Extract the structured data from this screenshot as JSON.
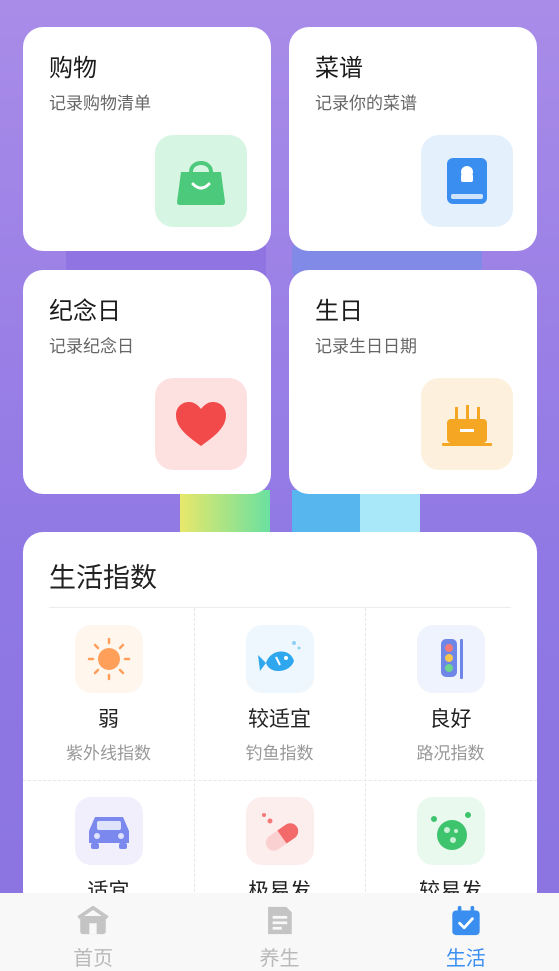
{
  "cards": [
    {
      "title": "购物",
      "subtitle": "记录购物清单",
      "icon": "shopping-bag-icon",
      "color": "#4cc97a",
      "bg": "#d6f5e3"
    },
    {
      "title": "菜谱",
      "subtitle": "记录你的菜谱",
      "icon": "recipe-book-icon",
      "color": "#3a8ef0",
      "bg": "#e4f1fd"
    },
    {
      "title": "纪念日",
      "subtitle": "记录纪念日",
      "icon": "heart-icon",
      "color": "#f24a4a",
      "bg": "#fde1e1"
    },
    {
      "title": "生日",
      "subtitle": "记录生日日期",
      "icon": "birthday-cake-icon",
      "color": "#f5a623",
      "bg": "#fdf0dc"
    }
  ],
  "life": {
    "title": "生活指数",
    "items": [
      {
        "value": "弱",
        "label": "紫外线指数",
        "icon": "sun-icon"
      },
      {
        "value": "较适宜",
        "label": "钓鱼指数",
        "icon": "fish-icon"
      },
      {
        "value": "良好",
        "label": "路况指数",
        "icon": "traffic-light-icon"
      },
      {
        "value": "适宜",
        "label": "",
        "icon": "car-icon"
      },
      {
        "value": "极易发",
        "label": "",
        "icon": "pill-icon"
      },
      {
        "value": "较易发",
        "label": "",
        "icon": "germ-icon"
      }
    ]
  },
  "tabs": [
    {
      "label": "首页",
      "icon": "home-icon",
      "active": false
    },
    {
      "label": "养生",
      "icon": "document-icon",
      "active": false
    },
    {
      "label": "生活",
      "icon": "calendar-check-icon",
      "active": true
    }
  ],
  "colors": {
    "accent": "#3a8ef0",
    "inactive": "#b9b9b9"
  }
}
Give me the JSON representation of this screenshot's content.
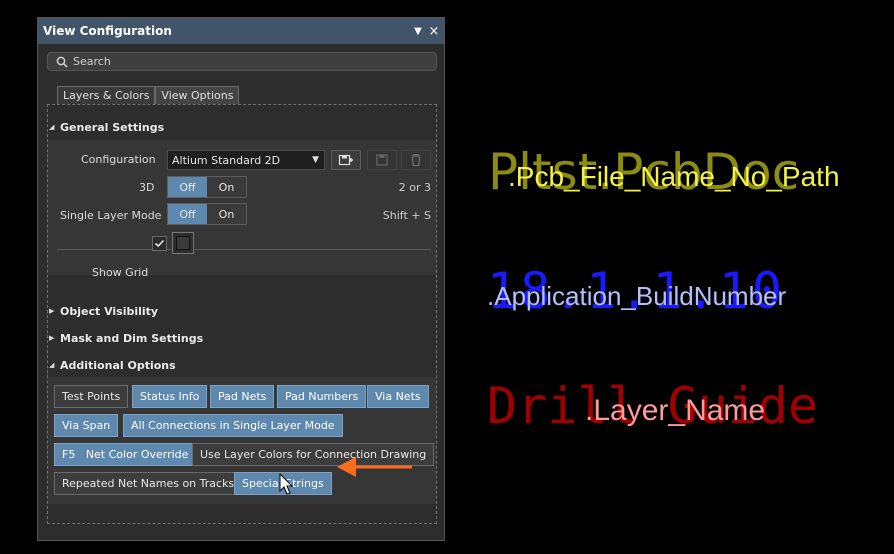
{
  "panel": {
    "title": "View Configuration",
    "search_placeholder": "Search",
    "tabs": [
      {
        "label": "Layers & Colors"
      },
      {
        "label": "View Options"
      }
    ],
    "general_settings": {
      "header": "General Settings",
      "configuration_label": "Configuration",
      "configuration_value": "Altium Standard 2D",
      "threed_label": "3D",
      "threed_shortcut": "2 or 3",
      "single_layer_label": "Single Layer Mode",
      "single_layer_shortcut": "Shift + S",
      "off_label": "Off",
      "on_label": "On",
      "show_grid_label": "Show Grid",
      "show_grid_checked": true
    },
    "object_visibility": "Object Visibility",
    "mask_dim": "Mask and Dim Settings",
    "additional_options": {
      "header": "Additional Options",
      "buttons": [
        {
          "label": "Test Points",
          "selected": false
        },
        {
          "label": "Status Info",
          "selected": true
        },
        {
          "label": "Pad Nets",
          "selected": true
        },
        {
          "label": "Pad Numbers",
          "selected": true
        },
        {
          "label": "Via Nets",
          "selected": true
        },
        {
          "label": "Via Span",
          "selected": true
        },
        {
          "label": "All Connections in Single Layer Mode",
          "selected": true
        },
        {
          "label": "F5   Net Color Override",
          "selected": true
        },
        {
          "label": "Use Layer Colors for Connection Drawing",
          "selected": false
        },
        {
          "label": "Repeated Net Names on Tracks",
          "selected": false
        },
        {
          "label": "Special Strings",
          "selected": true
        }
      ]
    }
  },
  "canvas": {
    "pcb_name_value": "Pltst.PcbDoc",
    "pcb_name_string": ".Pcb_File_Name_No_Path",
    "build_number_value": "18.1.1.10",
    "build_number_string": ".Application_BuildNumber",
    "layer_name_value": "Drill Guide",
    "layer_name_string": ".Layer_Name"
  },
  "colors": {
    "title_bar": "#41546a",
    "selected_button": "#5e88ad",
    "arrow": "#ff6b1a",
    "pcb_name_value": "#8c8c12",
    "pcb_name_string": "#f2f24a",
    "build_number_value": "#1a1aff",
    "layer_name_value": "#a00000"
  }
}
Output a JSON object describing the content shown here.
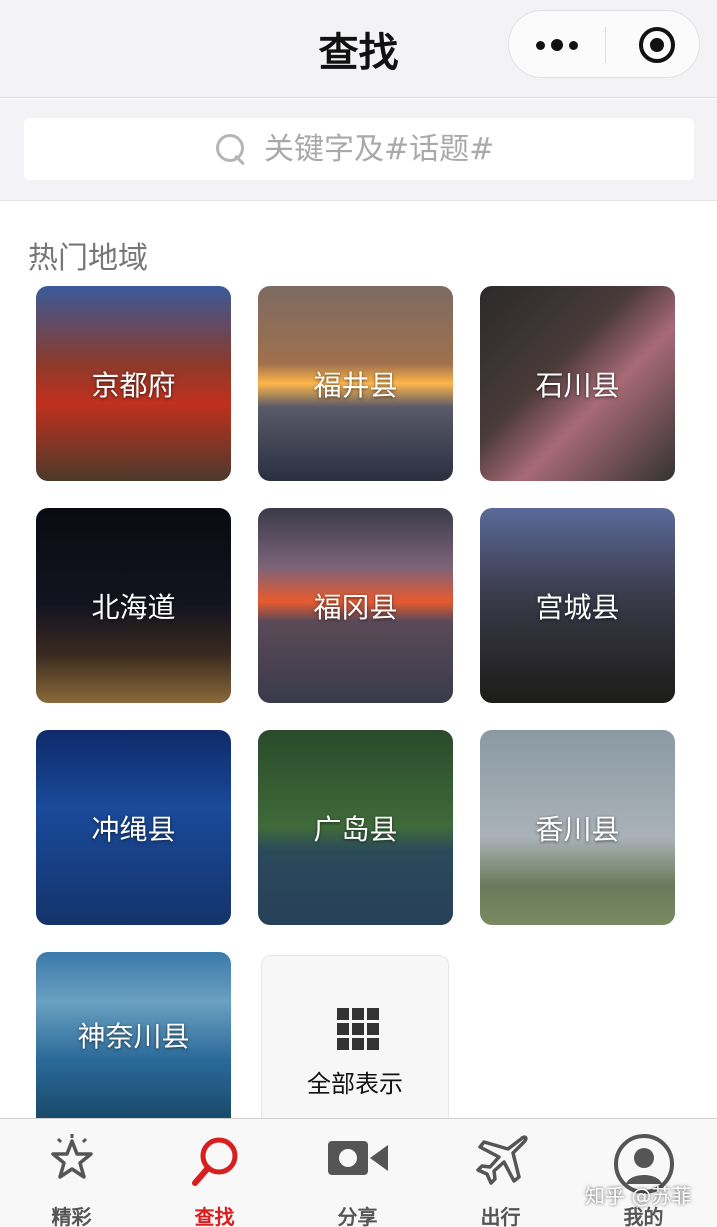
{
  "header": {
    "title": "查找"
  },
  "search": {
    "placeholder": "关键字及#话题#"
  },
  "section": {
    "title": "热门地域"
  },
  "regions": [
    {
      "name": "京都府"
    },
    {
      "name": "福井县"
    },
    {
      "name": "石川县"
    },
    {
      "name": "北海道"
    },
    {
      "name": "福冈县"
    },
    {
      "name": "宫城县"
    },
    {
      "name": "冲绳县"
    },
    {
      "name": "广岛县"
    },
    {
      "name": "香川县"
    },
    {
      "name": "神奈川县"
    }
  ],
  "show_all": {
    "label": "全部表示",
    "icon": "grid-icon"
  },
  "tabbar": {
    "items": [
      {
        "label": "精彩",
        "icon": "star-icon"
      },
      {
        "label": "查找",
        "icon": "search-icon"
      },
      {
        "label": "分享",
        "icon": "video-camera-icon"
      },
      {
        "label": "出行",
        "icon": "airplane-icon"
      },
      {
        "label": "我的",
        "icon": "user-icon"
      }
    ],
    "active_index": 1
  },
  "watermark": "知乎 @苏菲",
  "colors": {
    "accent": "#d81e1e",
    "background": "#f3f3f5"
  }
}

### PROBLEM TO WORK ON
Identify and copy lines that hold the string "JSON".

### SOLUTION
Extract the structured data from this screenshot as JSON.
Give me the JSON representation of this screenshot's content.
Output a JSON object describing the content shown here.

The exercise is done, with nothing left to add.